> [RECORDS FOR THIS TASK]:
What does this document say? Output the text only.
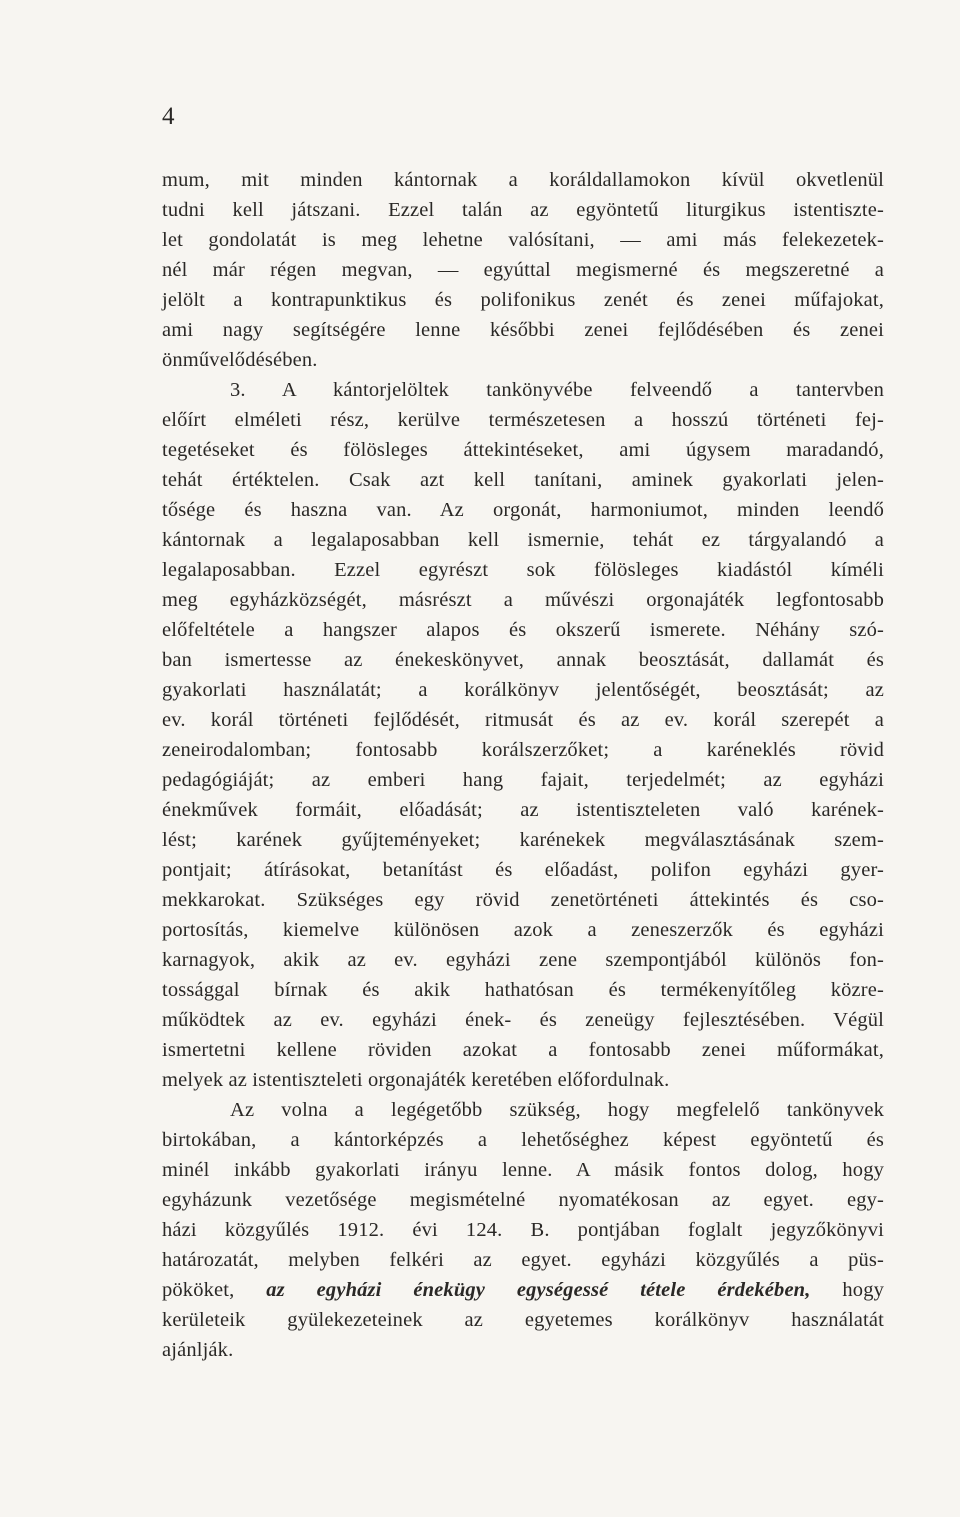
4
mum, mit minden kántornak a koráldallamokon kívül okvetlenül
tudni kell játszani. Ezzel talán az egyöntetű liturgikus istentiszte-
let gondolatát is meg lehetne valósítani, — ami más felekezetek-
nél már régen megvan, — egyúttal megismerné és megszeretné a
jelölt a kontrapunktikus és polifonikus zenét és zenei műfajokat,
ami nagy segítségére lenne későbbi zenei fejlődésében és zenei
önművelődésében.
3. A kántorjelöltek tankönyvébe felveendő a tantervben
előírt elméleti rész, kerülve természetesen a hosszú történeti fej-
tegetéseket és fölösleges áttekintéseket, ami úgysem maradandó,
tehát értéktelen. Csak azt kell tanítani, aminek gyakorlati jelen-
tősége és haszna van. Az orgonát, harmoniumot, minden leendő
kántornak a legalaposabban kell ismernie, tehát ez tárgyalandó a
legalaposabban. Ezzel egyrészt sok fölösleges kiadástól kíméli
meg egyházközségét, másrészt a művészi orgonajáték legfontosabb
előfeltétele a hangszer alapos és okszerű ismerete. Néhány szó-
ban ismertesse az énekeskönyvet, annak beosztását, dallamát és
gyakorlati használatát; a korálkönyv jelentőségét, beosztását; az
ev. korál történeti fejlődését, ritmusát és az ev. korál szerepét a
zeneirodalomban; fontosabb korálszerzőket; a karéneklés rövid
pedagógiáját; az emberi hang fajait, terjedelmét; az egyházi
énekművek formáit, előadását; az istentiszteleten való karének-
lést; karének gyűjteményeket; karénekek megválasztásának szem-
pontjait; átírásokat, betanítást és előadást, polifon egyházi gyer-
mekkarokat. Szükséges egy rövid zenetörténeti áttekintés és cso-
portosítás, kiemelve különösen azok a zeneszerzők és egyházi
karnagyok, akik az ev. egyházi zene szempontjából különös fon-
tossággal bírnak és akik hathatósan és termékenyítőleg közre-
működtek az ev. egyházi ének- és zeneügy fejlesztésében. Végül
ismertetni kellene röviden azokat a fontosabb zenei műformákat,
melyek az istentiszteleti orgonajáték keretében előfordulnak.
Az volna a legégetőbb szükség, hogy megfelelő tankönyvek
birtokában, a kántorképzés a lehetőséghez képest egyöntetű és
minél inkább gyakorlati irányu lenne. A másik fontos dolog, hogy
egyházunk vezetősége megismételné nyomatékosan az egyet. egy-
házi közgyűlés 1912. évi 124. B. pontjában foglalt jegyzőkönyvi
határozatát, melyben felkéri az egyet. egyházi közgyűlés a püs-
pököket, az egyházi énekügy egységessé tétele érdekében, hogy
kerületeik gyülekezeteinek az egyetemes korálkönyv használatát
ajánlják.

> [OBJECTIVE]:
Pull out each line containing the word "kántornak" and copy it.

> [THE OUTPUT]:
mum, mit minden kántornak a koráldallamokon kívül okvetlenül
kántornak a legalaposabban kell ismernie, tehát ez tárgyalandó a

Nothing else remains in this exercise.